[Task description]
Return the lines where the word "props" occurs.

[Stored data]
* * *

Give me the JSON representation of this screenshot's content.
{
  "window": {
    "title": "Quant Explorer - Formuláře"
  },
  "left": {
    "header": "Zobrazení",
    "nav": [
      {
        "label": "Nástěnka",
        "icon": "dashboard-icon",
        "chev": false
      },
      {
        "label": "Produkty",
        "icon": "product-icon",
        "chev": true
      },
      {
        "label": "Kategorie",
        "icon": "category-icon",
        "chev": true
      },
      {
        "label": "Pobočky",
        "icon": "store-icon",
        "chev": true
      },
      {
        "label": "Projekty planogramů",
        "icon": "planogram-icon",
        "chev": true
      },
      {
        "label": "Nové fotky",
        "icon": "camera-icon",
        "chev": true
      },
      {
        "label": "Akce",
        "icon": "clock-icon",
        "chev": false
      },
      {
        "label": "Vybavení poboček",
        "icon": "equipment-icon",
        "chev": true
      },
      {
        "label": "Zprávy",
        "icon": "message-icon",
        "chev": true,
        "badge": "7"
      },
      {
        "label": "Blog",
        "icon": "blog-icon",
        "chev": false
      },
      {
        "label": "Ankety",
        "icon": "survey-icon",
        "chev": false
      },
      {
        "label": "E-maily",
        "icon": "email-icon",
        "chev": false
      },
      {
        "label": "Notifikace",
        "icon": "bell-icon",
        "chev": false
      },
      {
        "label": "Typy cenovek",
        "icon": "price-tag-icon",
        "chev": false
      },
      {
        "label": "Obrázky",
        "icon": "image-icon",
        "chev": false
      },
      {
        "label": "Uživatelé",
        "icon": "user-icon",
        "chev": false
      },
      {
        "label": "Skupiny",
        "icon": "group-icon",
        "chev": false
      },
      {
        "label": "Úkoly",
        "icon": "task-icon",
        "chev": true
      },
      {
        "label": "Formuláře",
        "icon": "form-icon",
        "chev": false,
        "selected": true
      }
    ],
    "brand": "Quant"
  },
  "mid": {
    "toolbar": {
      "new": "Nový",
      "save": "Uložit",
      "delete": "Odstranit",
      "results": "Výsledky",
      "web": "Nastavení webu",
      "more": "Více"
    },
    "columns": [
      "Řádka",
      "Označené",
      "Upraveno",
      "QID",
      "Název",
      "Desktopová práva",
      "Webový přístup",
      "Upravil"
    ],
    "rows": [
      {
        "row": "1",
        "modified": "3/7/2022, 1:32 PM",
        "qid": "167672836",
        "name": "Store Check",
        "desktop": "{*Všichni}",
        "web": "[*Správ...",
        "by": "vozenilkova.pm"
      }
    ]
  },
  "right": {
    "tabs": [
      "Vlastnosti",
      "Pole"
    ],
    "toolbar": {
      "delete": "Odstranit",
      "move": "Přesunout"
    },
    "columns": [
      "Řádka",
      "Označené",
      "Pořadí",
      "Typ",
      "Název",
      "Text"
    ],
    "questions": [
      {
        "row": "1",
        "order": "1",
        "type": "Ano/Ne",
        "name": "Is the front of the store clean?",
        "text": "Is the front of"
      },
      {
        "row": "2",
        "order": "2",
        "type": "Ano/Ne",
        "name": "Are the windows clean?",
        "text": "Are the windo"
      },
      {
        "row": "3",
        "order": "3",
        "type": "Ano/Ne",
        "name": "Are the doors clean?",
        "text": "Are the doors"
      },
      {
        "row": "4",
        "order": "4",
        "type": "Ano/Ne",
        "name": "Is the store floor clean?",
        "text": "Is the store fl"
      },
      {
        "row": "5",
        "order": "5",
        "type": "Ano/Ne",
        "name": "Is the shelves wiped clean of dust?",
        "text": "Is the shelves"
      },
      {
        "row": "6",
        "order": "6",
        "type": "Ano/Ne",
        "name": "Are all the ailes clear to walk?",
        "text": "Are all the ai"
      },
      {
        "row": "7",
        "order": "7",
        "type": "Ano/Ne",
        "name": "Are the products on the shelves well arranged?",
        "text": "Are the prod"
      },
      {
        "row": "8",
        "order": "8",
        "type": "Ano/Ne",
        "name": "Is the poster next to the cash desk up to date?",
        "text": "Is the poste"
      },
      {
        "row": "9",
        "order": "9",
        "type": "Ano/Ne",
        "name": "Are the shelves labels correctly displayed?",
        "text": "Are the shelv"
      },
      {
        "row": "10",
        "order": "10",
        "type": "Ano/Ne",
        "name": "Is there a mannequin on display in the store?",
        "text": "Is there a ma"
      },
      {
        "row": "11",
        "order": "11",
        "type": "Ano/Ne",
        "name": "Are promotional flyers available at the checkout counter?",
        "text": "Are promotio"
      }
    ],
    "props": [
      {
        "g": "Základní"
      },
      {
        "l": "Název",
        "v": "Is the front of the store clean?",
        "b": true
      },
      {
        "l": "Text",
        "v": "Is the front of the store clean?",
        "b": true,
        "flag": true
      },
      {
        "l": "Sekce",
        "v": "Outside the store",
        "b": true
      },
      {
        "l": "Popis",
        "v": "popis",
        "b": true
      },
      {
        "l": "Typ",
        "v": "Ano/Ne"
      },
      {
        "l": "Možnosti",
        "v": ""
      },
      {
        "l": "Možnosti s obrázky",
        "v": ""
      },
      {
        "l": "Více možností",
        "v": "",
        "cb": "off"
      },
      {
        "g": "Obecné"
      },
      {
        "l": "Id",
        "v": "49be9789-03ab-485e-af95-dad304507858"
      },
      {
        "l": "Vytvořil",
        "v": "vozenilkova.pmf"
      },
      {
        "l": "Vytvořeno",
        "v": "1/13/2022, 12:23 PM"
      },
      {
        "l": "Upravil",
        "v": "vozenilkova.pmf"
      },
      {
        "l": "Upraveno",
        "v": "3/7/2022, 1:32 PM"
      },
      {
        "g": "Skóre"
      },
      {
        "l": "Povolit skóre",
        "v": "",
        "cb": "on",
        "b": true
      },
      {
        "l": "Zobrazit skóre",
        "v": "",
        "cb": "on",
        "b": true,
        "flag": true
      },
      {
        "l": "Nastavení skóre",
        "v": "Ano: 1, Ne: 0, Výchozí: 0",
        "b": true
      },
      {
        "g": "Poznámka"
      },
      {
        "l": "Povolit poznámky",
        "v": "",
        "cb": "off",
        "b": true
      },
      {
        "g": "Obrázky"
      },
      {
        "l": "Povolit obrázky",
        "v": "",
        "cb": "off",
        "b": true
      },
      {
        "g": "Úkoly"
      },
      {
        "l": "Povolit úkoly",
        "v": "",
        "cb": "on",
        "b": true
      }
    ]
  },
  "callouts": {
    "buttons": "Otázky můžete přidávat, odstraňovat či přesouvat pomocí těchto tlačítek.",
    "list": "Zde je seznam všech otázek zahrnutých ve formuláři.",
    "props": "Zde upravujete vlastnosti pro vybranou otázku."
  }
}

* * *

[Solution for this problem]
    "props": [
    "props": "Zde upravujete vlastnosti pro vybranou otázku."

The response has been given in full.